Quote the whole listing word for word, please.

__Stored data__
┌──

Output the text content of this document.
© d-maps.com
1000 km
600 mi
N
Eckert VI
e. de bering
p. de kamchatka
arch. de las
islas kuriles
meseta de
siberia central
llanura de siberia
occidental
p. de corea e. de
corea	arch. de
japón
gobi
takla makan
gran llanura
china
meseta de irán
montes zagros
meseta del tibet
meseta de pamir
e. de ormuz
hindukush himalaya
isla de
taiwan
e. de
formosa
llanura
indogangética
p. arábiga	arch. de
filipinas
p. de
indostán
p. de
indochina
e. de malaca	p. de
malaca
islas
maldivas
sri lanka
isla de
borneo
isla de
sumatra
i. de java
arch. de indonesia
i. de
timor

└──

__Solution to this problem__
Output the text content of this document.
© d-maps.com
1000 km
600 mi
N
Eckert VI
e. de bering
p. de kamchatka
arch. de las
islas kuriles
meseta de
siberia central
llanura de siberia
occidental
p. de corea e. de
corea	arch. de
japón
gobi
takla makan
gran llanura
china
meseta de irán
montes zagros
meseta del tibet
meseta de pamir
e. de ormuz
hindukush himalaya
isla de
taiwan
e. de
formosa
llanura
indogangética
p. arábiga	arch. de
filipinas
p. de
indostán
p. de
indochina
e. de malaca	p. de
malaca
islas
maldivas
sri lanka
isla de
borneo
isla de
sumatra
i. de java
arch. de indonesia
i. de
timor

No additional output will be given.